'''

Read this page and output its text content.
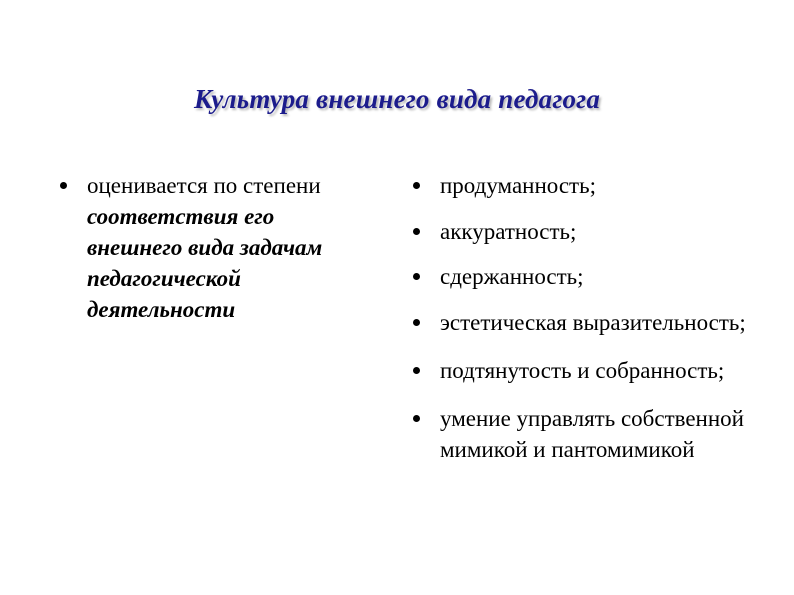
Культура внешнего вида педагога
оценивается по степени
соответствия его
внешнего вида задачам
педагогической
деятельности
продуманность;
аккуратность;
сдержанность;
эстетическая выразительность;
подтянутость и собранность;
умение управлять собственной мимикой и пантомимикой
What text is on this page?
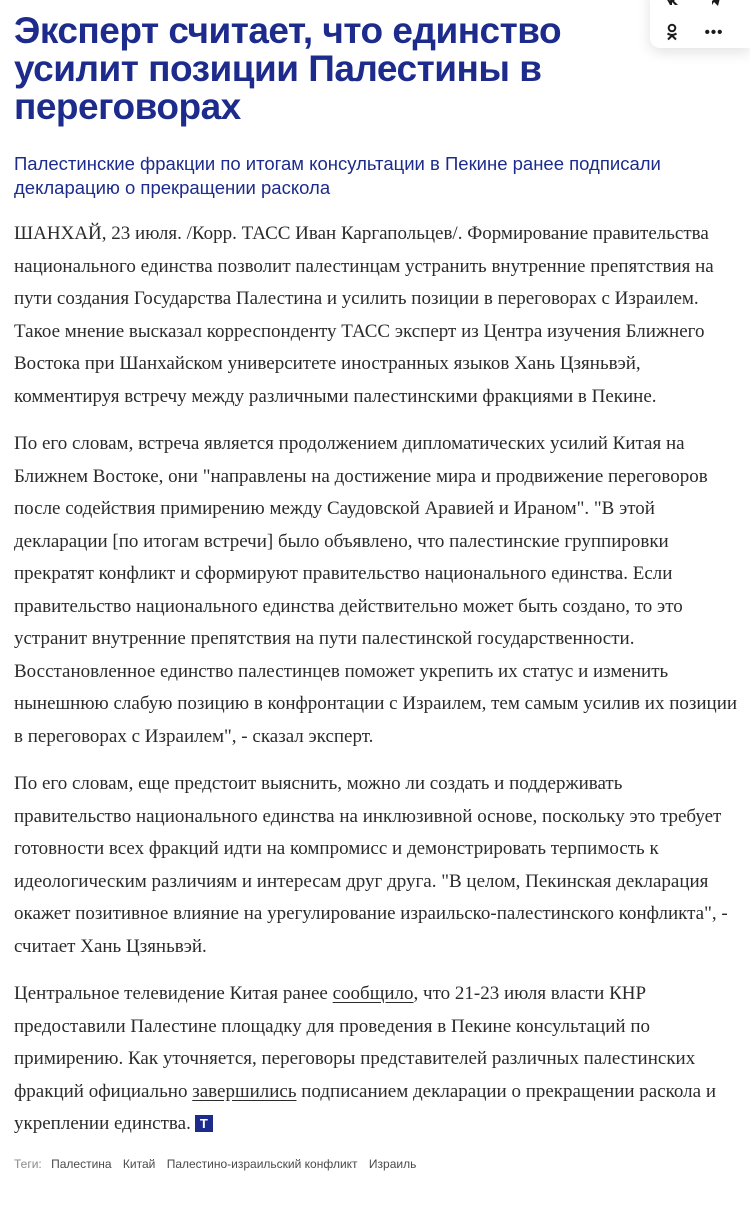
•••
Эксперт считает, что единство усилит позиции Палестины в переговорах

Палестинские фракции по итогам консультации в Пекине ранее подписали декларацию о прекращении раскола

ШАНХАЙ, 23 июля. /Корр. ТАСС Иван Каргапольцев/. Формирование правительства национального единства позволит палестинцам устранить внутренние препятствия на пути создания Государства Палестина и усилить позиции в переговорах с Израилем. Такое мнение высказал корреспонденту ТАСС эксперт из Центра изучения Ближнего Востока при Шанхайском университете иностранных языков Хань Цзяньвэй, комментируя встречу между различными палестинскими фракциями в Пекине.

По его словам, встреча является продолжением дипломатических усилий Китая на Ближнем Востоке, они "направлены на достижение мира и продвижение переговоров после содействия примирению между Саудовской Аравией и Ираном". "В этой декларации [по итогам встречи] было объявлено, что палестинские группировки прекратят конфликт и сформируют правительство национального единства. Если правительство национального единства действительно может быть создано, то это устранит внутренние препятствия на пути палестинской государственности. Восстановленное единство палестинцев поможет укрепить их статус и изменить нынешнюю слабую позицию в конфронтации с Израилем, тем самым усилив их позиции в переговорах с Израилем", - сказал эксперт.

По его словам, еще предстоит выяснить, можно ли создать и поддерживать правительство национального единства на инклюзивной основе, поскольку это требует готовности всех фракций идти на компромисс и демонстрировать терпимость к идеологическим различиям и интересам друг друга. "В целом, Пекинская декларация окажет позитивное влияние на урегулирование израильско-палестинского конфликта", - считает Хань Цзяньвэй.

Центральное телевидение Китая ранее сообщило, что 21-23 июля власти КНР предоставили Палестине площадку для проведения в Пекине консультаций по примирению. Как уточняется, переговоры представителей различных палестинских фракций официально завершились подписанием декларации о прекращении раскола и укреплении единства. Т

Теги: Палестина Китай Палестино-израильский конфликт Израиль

'''

* **Stated problem**
Check each line of the records above for the string "Пекине", and report every line that has it.

* **Exercise output**
Палестинские фракции по итогам консультации в Пекине ранее подписали декларацию о прекращении раскола
ШАНХАЙ, 23 июля. /Корр. ТАСС Иван Каргапольцев/. Формирование правительства национального единства позволит палестинцам устранить внутренние препятствия на пути создания Государства Палестина и усилить позиции в переговорах с Израилем. Такое мнение высказал корреспонденту ТАСС эксперт из Центра изучения Ближнего Востока при Шанхайском университете иностранных языков Хань Цзяньвэй, комментируя встречу между различными палестинскими фракциями в Пекине.
Центральное телевидение Китая ранее сообщило, что 21-23 июля власти КНР предоставили Палестине площадку для проведения в Пекине консультаций по примирению. Как уточняется, переговоры представителей различных палестинских фракций официально завершились подписанием декларации о прекращении раскола и укреплении единства. Т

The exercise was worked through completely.